(Collected data)
● ● ● ● ●

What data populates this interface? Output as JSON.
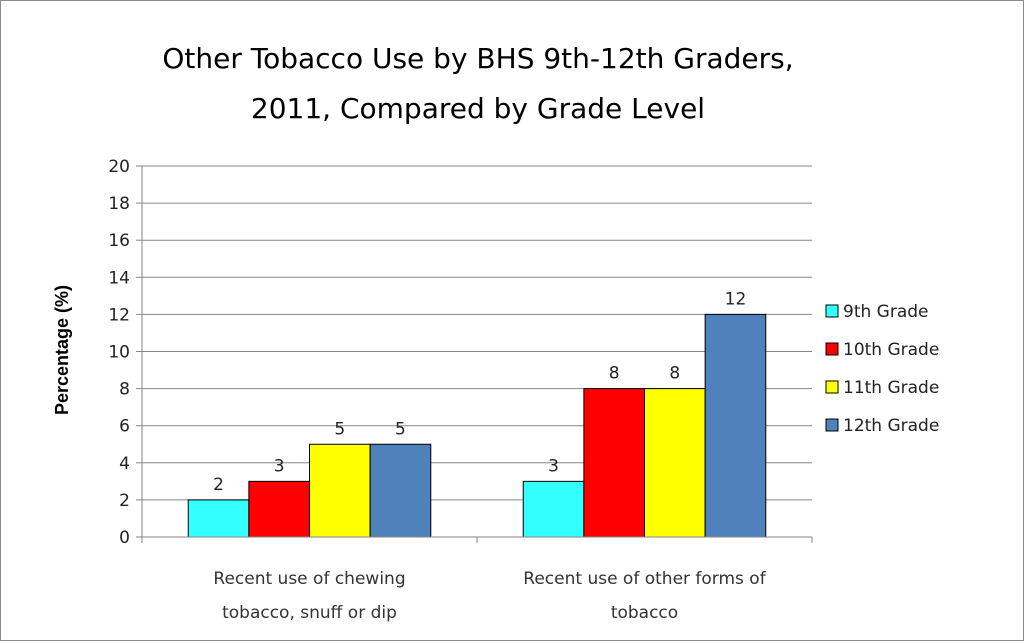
{
  "chart_data": {
    "type": "bar",
    "title_lines": [
      "Other Tobacco Use by BHS 9th-12th Graders,",
      "2011, Compared by Grade Level"
    ],
    "ylabel": "Percentage (%)",
    "xlabel": "",
    "ylim": [
      0,
      20
    ],
    "yticks": [
      0,
      2,
      4,
      6,
      8,
      10,
      12,
      14,
      16,
      18,
      20
    ],
    "grid": true,
    "legend_position": "right",
    "categories": [
      [
        "Recent use of chewing",
        "tobacco, snuff or dip"
      ],
      [
        "Recent use of other forms of",
        "tobacco"
      ]
    ],
    "series": [
      {
        "name": "9th Grade",
        "color": "#33ffff",
        "values": [
          2,
          3
        ]
      },
      {
        "name": "10th Grade",
        "color": "#ff0000",
        "values": [
          3,
          8
        ]
      },
      {
        "name": "11th Grade",
        "color": "#ffff00",
        "values": [
          5,
          8
        ]
      },
      {
        "name": "12th Grade",
        "color": "#4f81bd",
        "values": [
          5,
          12
        ]
      }
    ]
  }
}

● ● ● ● ●

:: Description of the task ::
Please set down each line of the data above exactly as written, without the pictures.

:: Solved problem ::
What data populates this interface? Output as JSON.
{
  "chart_data": {
    "type": "bar",
    "title_lines": [
      "Other Tobacco Use by BHS 9th-12th Graders,",
      "2011, Compared by Grade Level"
    ],
    "ylabel": "Percentage (%)",
    "xlabel": "",
    "ylim": [
      0,
      20
    ],
    "yticks": [
      0,
      2,
      4,
      6,
      8,
      10,
      12,
      14,
      16,
      18,
      20
    ],
    "grid": true,
    "legend_position": "right",
    "categories": [
      [
        "Recent use of chewing",
        "tobacco, snuff or dip"
      ],
      [
        "Recent use of other forms of",
        "tobacco"
      ]
    ],
    "series": [
      {
        "name": "9th Grade",
        "color": "#33ffff",
        "values": [
          2,
          3
        ]
      },
      {
        "name": "10th Grade",
        "color": "#ff0000",
        "values": [
          3,
          8
        ]
      },
      {
        "name": "11th Grade",
        "color": "#ffff00",
        "values": [
          5,
          8
        ]
      },
      {
        "name": "12th Grade",
        "color": "#4f81bd",
        "values": [
          5,
          12
        ]
      }
    ]
  }
}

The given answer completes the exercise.